• Data lines:
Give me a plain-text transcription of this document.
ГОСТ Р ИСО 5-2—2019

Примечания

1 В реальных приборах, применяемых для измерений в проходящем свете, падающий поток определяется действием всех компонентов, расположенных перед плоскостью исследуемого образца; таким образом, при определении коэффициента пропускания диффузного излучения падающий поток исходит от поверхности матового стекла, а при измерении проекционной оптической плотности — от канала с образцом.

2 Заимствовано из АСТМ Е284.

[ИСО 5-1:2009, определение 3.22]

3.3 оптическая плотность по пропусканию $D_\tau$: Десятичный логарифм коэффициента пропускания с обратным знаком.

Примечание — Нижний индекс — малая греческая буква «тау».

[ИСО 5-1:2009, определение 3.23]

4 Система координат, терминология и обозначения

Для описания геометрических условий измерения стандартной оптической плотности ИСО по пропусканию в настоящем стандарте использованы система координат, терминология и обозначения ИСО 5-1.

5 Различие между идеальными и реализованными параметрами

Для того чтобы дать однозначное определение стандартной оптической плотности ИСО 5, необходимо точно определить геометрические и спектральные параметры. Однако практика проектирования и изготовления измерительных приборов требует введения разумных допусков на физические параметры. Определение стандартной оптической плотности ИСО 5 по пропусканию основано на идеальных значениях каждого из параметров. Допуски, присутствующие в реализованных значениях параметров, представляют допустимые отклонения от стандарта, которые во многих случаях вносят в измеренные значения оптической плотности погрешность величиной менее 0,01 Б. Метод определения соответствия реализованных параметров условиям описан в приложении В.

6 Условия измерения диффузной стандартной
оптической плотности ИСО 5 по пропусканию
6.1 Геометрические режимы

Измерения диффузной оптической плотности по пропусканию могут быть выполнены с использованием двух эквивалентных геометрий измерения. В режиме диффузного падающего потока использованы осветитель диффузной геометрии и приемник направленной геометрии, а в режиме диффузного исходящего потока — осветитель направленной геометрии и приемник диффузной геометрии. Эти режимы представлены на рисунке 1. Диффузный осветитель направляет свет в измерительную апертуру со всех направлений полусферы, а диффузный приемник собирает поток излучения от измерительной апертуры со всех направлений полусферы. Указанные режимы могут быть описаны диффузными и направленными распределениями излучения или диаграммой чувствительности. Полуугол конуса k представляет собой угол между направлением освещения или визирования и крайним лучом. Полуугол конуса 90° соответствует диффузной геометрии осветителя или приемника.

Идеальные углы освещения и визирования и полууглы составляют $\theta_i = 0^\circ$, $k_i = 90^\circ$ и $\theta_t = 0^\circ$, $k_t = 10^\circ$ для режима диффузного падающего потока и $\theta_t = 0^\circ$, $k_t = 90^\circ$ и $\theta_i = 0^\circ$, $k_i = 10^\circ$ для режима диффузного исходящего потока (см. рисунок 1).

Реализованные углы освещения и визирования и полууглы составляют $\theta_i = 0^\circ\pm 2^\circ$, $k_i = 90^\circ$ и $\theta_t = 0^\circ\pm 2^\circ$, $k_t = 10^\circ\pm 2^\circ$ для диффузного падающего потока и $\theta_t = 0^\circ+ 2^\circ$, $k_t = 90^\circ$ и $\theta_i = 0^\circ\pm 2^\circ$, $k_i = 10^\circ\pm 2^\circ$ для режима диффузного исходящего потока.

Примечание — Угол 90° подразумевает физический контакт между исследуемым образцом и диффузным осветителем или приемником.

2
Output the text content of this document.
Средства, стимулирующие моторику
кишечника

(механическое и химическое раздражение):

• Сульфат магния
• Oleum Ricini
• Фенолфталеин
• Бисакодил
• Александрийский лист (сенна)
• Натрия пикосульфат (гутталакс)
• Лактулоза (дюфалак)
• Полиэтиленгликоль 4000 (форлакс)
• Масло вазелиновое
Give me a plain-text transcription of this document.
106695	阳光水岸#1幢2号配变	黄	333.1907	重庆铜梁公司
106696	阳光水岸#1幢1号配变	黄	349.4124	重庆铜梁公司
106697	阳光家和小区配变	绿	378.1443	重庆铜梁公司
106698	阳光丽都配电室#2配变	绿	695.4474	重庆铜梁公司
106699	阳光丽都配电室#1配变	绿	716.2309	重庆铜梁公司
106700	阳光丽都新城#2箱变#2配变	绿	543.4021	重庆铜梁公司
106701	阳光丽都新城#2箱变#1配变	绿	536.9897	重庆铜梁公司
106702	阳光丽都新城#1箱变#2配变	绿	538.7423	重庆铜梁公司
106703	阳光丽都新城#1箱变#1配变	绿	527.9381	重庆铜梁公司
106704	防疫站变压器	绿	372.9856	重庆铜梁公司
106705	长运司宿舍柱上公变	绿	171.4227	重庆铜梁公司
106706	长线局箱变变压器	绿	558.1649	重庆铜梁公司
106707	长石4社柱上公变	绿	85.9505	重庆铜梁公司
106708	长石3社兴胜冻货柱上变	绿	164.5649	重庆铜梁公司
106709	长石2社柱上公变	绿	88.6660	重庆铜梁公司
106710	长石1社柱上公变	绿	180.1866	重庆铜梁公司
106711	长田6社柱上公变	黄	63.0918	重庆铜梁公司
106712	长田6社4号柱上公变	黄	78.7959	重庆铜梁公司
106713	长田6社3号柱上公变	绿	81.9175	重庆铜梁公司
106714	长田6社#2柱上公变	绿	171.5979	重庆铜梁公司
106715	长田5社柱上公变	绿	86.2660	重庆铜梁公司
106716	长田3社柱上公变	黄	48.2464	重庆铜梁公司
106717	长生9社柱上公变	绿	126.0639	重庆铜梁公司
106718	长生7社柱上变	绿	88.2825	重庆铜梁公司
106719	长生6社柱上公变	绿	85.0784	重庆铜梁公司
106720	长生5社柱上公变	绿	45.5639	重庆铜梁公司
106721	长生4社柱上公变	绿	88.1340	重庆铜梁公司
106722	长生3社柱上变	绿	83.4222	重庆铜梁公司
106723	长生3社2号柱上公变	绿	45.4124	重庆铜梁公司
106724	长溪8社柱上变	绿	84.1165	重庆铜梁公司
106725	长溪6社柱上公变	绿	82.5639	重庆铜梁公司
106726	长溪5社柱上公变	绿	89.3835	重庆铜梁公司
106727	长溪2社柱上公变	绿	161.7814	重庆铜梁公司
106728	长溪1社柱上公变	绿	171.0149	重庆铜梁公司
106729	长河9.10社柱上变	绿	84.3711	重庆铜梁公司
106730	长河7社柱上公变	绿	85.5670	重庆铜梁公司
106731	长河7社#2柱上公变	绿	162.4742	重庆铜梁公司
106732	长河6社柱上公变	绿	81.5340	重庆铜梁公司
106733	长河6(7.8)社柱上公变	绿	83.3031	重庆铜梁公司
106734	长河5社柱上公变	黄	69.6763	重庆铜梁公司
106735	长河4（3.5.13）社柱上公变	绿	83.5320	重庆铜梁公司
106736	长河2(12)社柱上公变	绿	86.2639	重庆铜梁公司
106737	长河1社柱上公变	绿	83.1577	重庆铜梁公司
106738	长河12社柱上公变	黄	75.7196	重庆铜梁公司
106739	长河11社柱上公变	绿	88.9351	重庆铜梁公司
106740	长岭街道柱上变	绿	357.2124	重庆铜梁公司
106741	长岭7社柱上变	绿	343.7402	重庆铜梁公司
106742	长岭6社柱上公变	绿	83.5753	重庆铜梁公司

• Task instructions: Write out the entries above word for word.

• Response to this task:
Give me a plain-text transcription of this document.
ГОСТ Р ИСО 5-2—2019

Примечания

1 В реальных приборах, применяемых для измерений в проходящем свете, падающий поток определяется действием всех компонентов, расположенных перед плоскостью исследуемого образца; таким образом, при определении коэффициента пропускания диффузного излучения падающий поток исходит от поверхности матового стекла, а при измерении проекционной оптической плотности — от канала с образцом.

2 Заимствовано из АСТМ Е284.

[ИСО 5-1:2009, определение 3.22]

3.3 оптическая плотность по пропусканию $D_\tau$: Десятичный логарифм коэффициента пропускания с обратным знаком.

Примечание — Нижний индекс — малая греческая буква «тау».

[ИСО 5-1:2009, определение 3.23]

4 Система координат, терминология и обозначения

Для описания геометрических условий измерения стандартной оптической плотности ИСО по пропусканию в настоящем стандарте использованы система координат, терминология и обозначения ИСО 5-1.

5 Различие между идеальными и реализованными параметрами

Для того чтобы дать однозначное определение стандартной оптической плотности ИСО 5, необходимо точно определить геометрические и спектральные параметры. Однако практика проектирования и изготовления измерительных приборов требует введения разумных допусков на физические параметры. Определение стандартной оптической плотности ИСО 5 по пропусканию основано на идеальных значениях каждого из параметров. Допуски, присутствующие в реализованных значениях параметров, представляют допустимые отклонения от стандарта, которые во многих случаях вносят в измеренные значения оптической плотности погрешность величиной менее 0,01 Б. Метод определения соответствия реализованных параметров условиям описан в приложении В.

6 Условия измерения диффузной стандартной
оптической плотности ИСО 5 по пропусканию
6.1 Геометрические режимы

Измерения диффузной оптической плотности по пропусканию могут быть выполнены с использованием двух эквивалентных геометрий измерения. В режиме диффузного падающего потока использованы осветитель диффузной геометрии и приемник направленной геометрии, а в режиме диффузного исходящего потока — осветитель направленной геометрии и приемник диффузной геометрии. Эти режимы представлены на рисунке 1. Диффузный осветитель направляет свет в измерительную апертуру со всех направлений полусферы, а диффузный приемник собирает поток излучения от измерительной апертуры со всех направлений полусферы. Указанные режимы могут быть описаны диффузными и направленными распределениями излучения или диаграммой чувствительности. Полуугол конуса k представляет собой угол между направлением освещения или визирования и крайним лучом. Полуугол конуса 90° соответствует диффузной геометрии осветителя или приемника.

Идеальные углы освещения и визирования и полууглы составляют $\theta_i = 0^\circ$, $k_i = 90^\circ$ и $\theta_t = 0^\circ$, $k_t = 10^\circ$ для режима диффузного падающего потока и $\theta_t = 0^\circ$, $k_t = 90^\circ$ и $\theta_i = 0^\circ$, $k_i = 10^\circ$ для режима диффузного исходящего потока (см. рисунок 1).

Реализованные углы освещения и визирования и полууглы составляют $\theta_i = 0^\circ\pm 2^\circ$, $k_i = 90^\circ$ и $\theta_t = 0^\circ\pm 2^\circ$, $k_t = 10^\circ\pm 2^\circ$ для диффузного падающего потока и $\theta_t = 0^\circ+ 2^\circ$, $k_t = 90^\circ$ и $\theta_i = 0^\circ\pm 2^\circ$, $k_i = 10^\circ\pm 2^\circ$ для режима диффузного исходящего потока.

Примечание — Угол 90° подразумевает физический контакт между исследуемым образцом и диффузным осветителем или приемником.

2
Output the text content of this document.
Средства, стимулирующие моторику
кишечника

(механическое и химическое раздражение):

• Сульфат магния
• Oleum Ricini
• Фенолфталеин
• Бисакодил
• Александрийский лист (сенна)
• Натрия пикосульфат (гутталакс)
• Лактулоза (дюфалак)
• Полиэтиленгликоль 4000 (форлакс)
• Масло вазелиновое
Give me a plain-text transcription of this document.
106695	阳光水岸#1幢2号配变	黄	333.1907	重庆铜梁公司
106696	阳光水岸#1幢1号配变	黄	349.4124	重庆铜梁公司
106697	阳光家和小区配变	绿	378.1443	重庆铜梁公司
106698	阳光丽都配电室#2配变	绿	695.4474	重庆铜梁公司
106699	阳光丽都配电室#1配变	绿	716.2309	重庆铜梁公司
106700	阳光丽都新城#2箱变#2配变	绿	543.4021	重庆铜梁公司
106701	阳光丽都新城#2箱变#1配变	绿	536.9897	重庆铜梁公司
106702	阳光丽都新城#1箱变#2配变	绿	538.7423	重庆铜梁公司
106703	阳光丽都新城#1箱变#1配变	绿	527.9381	重庆铜梁公司
106704	防疫站变压器	绿	372.9856	重庆铜梁公司
106705	长运司宿舍柱上公变	绿	171.4227	重庆铜梁公司
106706	长线局箱变变压器	绿	558.1649	重庆铜梁公司
106707	长石4社柱上公变	绿	85.9505	重庆铜梁公司
106708	长石3社兴胜冻货柱上变	绿	164.5649	重庆铜梁公司
106709	长石2社柱上公变	绿	88.6660	重庆铜梁公司
106710	长石1社柱上公变	绿	180.1866	重庆铜梁公司
106711	长田6社柱上公变	黄	63.0918	重庆铜梁公司
106712	长田6社4号柱上公变	黄	78.7959	重庆铜梁公司
106713	长田6社3号柱上公变	绿	81.9175	重庆铜梁公司
106714	长田6社#2柱上公变	绿	171.5979	重庆铜梁公司
106715	长田5社柱上公变	绿	86.2660	重庆铜梁公司
106716	长田3社柱上公变	黄	48.2464	重庆铜梁公司
106717	长生9社柱上公变	绿	126.0639	重庆铜梁公司
106718	长生7社柱上变	绿	88.2825	重庆铜梁公司
106719	长生6社柱上公变	绿	85.0784	重庆铜梁公司
106720	长生5社柱上公变	绿	45.5639	重庆铜梁公司
106721	长生4社柱上公变	绿	88.1340	重庆铜梁公司
106722	长生3社柱上变	绿	83.4222	重庆铜梁公司
106723	长生3社2号柱上公变	绿	45.4124	重庆铜梁公司
106724	长溪8社柱上变	绿	84.1165	重庆铜梁公司
106725	长溪6社柱上公变	绿	82.5639	重庆铜梁公司
106726	长溪5社柱上公变	绿	89.3835	重庆铜梁公司
106727	长溪2社柱上公变	绿	161.7814	重庆铜梁公司
106728	长溪1社柱上公变	绿	171.0149	重庆铜梁公司
106729	长河9.10社柱上变	绿	84.3711	重庆铜梁公司
106730	长河7社柱上公变	绿	85.5670	重庆铜梁公司
106731	长河7社#2柱上公变	绿	162.4742	重庆铜梁公司
106732	长河6社柱上公变	绿	81.5340	重庆铜梁公司
106733	长河6(7.8)社柱上公变	绿	83.3031	重庆铜梁公司
106734	长河5社柱上公变	黄	69.6763	重庆铜梁公司
106735	长河4（3.5.13）社柱上公变	绿	83.5320	重庆铜梁公司
106736	长河2(12)社柱上公变	绿	86.2639	重庆铜梁公司
106737	长河1社柱上公变	绿	83.1577	重庆铜梁公司
106738	长河12社柱上公变	黄	75.7196	重庆铜梁公司
106739	长河11社柱上公变	绿	88.9351	重庆铜梁公司
106740	长岭街道柱上变	绿	357.2124	重庆铜梁公司
106741	长岭7社柱上变	绿	343.7402	重庆铜梁公司
106742	长岭6社柱上公变	绿	83.5753	重庆铜梁公司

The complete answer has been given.